> Given instruction
Copy every line from the material below that holds "JSON".

> Collected data

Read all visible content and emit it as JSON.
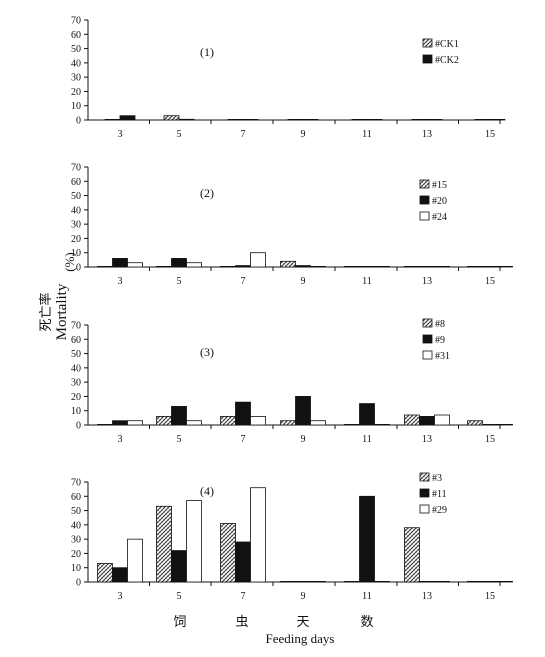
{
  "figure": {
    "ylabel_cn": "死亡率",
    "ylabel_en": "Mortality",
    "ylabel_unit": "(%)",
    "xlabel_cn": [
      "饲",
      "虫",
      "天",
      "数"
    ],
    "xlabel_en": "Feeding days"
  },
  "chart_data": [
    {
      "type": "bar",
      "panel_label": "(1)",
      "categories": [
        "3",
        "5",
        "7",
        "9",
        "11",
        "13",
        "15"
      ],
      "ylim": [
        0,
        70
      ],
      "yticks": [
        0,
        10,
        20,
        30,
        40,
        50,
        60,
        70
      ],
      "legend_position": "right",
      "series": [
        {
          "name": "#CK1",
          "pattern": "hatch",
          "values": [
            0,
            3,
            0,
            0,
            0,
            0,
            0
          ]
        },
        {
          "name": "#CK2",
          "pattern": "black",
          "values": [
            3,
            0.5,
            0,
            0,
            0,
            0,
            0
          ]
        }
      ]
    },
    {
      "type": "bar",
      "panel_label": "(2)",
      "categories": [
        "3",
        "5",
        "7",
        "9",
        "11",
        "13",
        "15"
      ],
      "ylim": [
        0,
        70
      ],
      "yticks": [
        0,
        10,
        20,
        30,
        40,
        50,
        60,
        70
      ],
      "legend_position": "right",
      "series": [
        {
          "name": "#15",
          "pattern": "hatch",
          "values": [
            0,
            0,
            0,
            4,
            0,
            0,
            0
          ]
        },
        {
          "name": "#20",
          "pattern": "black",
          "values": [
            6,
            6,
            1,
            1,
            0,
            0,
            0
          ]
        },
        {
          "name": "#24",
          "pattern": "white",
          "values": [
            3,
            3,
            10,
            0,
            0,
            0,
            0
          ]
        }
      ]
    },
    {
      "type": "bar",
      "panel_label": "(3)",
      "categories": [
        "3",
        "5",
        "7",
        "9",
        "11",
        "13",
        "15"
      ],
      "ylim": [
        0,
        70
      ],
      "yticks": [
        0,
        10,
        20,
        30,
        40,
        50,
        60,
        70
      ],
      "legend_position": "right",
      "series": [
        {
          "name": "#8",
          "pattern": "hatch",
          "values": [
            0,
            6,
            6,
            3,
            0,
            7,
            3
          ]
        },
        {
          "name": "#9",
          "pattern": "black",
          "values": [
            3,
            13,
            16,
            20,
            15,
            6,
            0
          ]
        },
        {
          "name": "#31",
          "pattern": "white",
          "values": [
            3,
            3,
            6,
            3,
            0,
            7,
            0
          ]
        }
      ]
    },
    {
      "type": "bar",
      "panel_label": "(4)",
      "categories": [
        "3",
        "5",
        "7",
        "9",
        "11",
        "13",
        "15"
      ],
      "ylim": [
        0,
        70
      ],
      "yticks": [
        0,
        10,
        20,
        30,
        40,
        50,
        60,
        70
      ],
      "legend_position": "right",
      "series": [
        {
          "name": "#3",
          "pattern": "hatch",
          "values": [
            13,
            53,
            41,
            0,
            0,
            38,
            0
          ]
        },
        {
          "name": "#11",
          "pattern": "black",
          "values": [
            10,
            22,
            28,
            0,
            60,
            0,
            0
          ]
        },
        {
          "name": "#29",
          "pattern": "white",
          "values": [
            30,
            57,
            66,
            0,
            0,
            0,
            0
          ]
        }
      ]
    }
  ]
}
--
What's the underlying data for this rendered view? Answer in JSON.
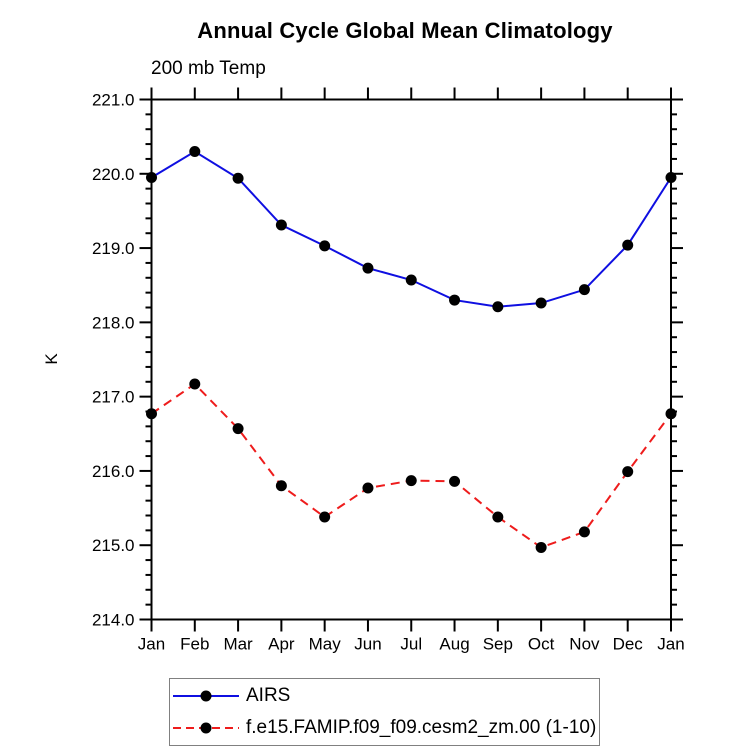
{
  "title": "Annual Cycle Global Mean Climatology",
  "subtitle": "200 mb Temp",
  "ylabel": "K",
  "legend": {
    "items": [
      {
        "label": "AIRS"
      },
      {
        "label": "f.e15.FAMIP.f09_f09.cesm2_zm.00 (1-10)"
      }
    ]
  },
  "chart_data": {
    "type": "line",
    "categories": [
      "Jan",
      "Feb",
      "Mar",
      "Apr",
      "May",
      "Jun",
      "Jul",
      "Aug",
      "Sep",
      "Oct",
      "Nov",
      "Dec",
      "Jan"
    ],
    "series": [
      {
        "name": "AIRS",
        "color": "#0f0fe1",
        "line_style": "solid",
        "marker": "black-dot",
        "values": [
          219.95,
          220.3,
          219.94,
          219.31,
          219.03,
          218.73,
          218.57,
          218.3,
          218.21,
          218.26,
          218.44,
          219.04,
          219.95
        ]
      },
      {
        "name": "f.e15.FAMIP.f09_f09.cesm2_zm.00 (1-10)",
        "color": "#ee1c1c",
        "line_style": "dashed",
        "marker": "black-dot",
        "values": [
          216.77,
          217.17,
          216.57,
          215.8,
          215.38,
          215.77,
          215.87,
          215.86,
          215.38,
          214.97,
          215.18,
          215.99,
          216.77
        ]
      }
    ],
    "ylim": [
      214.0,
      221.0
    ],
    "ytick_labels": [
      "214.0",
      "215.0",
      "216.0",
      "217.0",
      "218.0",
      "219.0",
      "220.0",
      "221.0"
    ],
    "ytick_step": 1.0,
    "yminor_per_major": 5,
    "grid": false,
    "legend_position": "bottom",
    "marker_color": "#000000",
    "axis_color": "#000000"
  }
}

> Answer
Read all visible content and emit it as JSON.
What's the underlying data for this rendered view? Answer in JSON.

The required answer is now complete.